# start of MATERIAL FOR THIS EXERCISE
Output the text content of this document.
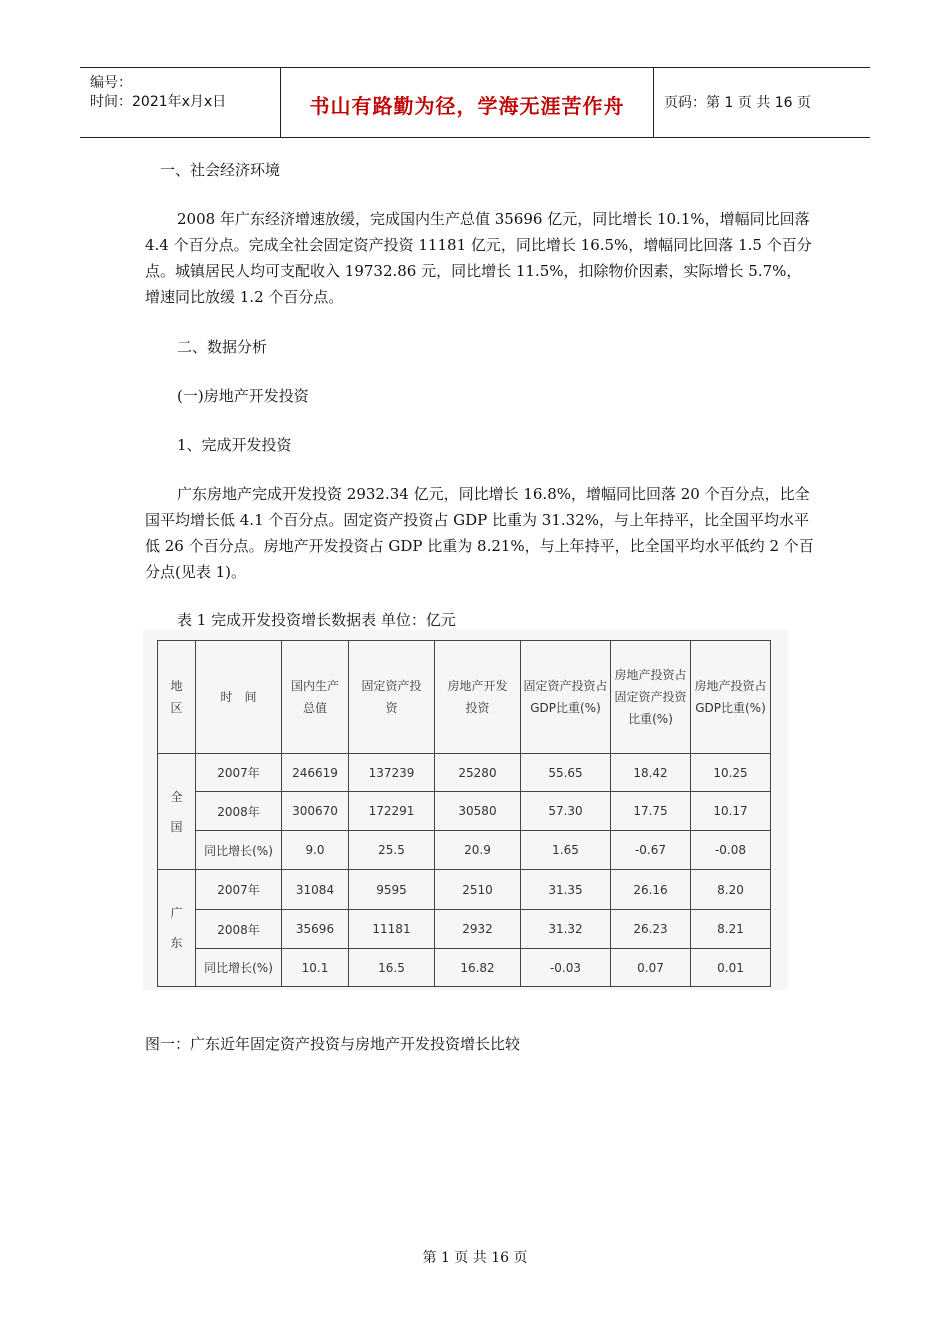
编号：
时间：2021年x月x日	书山有路勤为径，学海无涯苦作舟	页码：第 1 页 共 16 页
一、社会经济环境
2008 年广东经济增速放缓，完成国内生产总值 35696 亿元，同比增长 10.1%，增幅同比回落 4.4 个百分点。完成全社会固定资产投资 11181 亿元，同比增长 16.5%，增幅同比回落 1.5 个百分点。城镇居民人均可支配收入 19732.86 元，同比增长 11.5%，扣除物价因素，实际增长 5.7%，增速同比放缓 1.2 个百分点。
二、数据分析
(一)房地产开发投资
1、完成开发投资
广东房地产完成开发投资 2932.34 亿元，同比增长 16.8%，增幅同比回落 20 个百分点，比全国平均增长低 4.1 个百分点。固定资产投资占 GDP 比重为 31.32%，与上年持平，比全国平均水平低 26 个百分点。房地产开发投资占 GDP 比重为 8.21%，与上年持平，比全国平均水平低约 2 个百分点(见表 1)。
表 1 完成开发投资增长数据表 单位：亿元
地区	时　间	国内生产总值	固定资产投资	房地产开发投资	固定资产投资占GDP比重(%)	房地产投资占固定资产投资比重(%)	房地产投资占GDP比重(%)
全国	2007年	246619	137239	25280	55.65	18.42	10.25
	2008年	300670	172291	30580	57.30	17.75	10.17
	同比增长(%)	9.0	25.5	20.9	1.65	-0.67	-0.08
广东	2007年	31084	9595	2510	31.35	26.16	8.20
	2008年	35696	11181	2932	31.32	26.23	8.21
	同比增长(%)	10.1	16.5	16.82	-0.03	0.07	0.01
图一：广东近年固定资产投资与房地产开发投资增长比较
第 1 页 共 16 页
# end of MATERIAL FOR THIS EXERCISE
● SHORT PROBLEM:
How many lines of these entries hold the string "增幅同比回落"? Answer with the number alone.

● EXERCISE OUTPUT:
2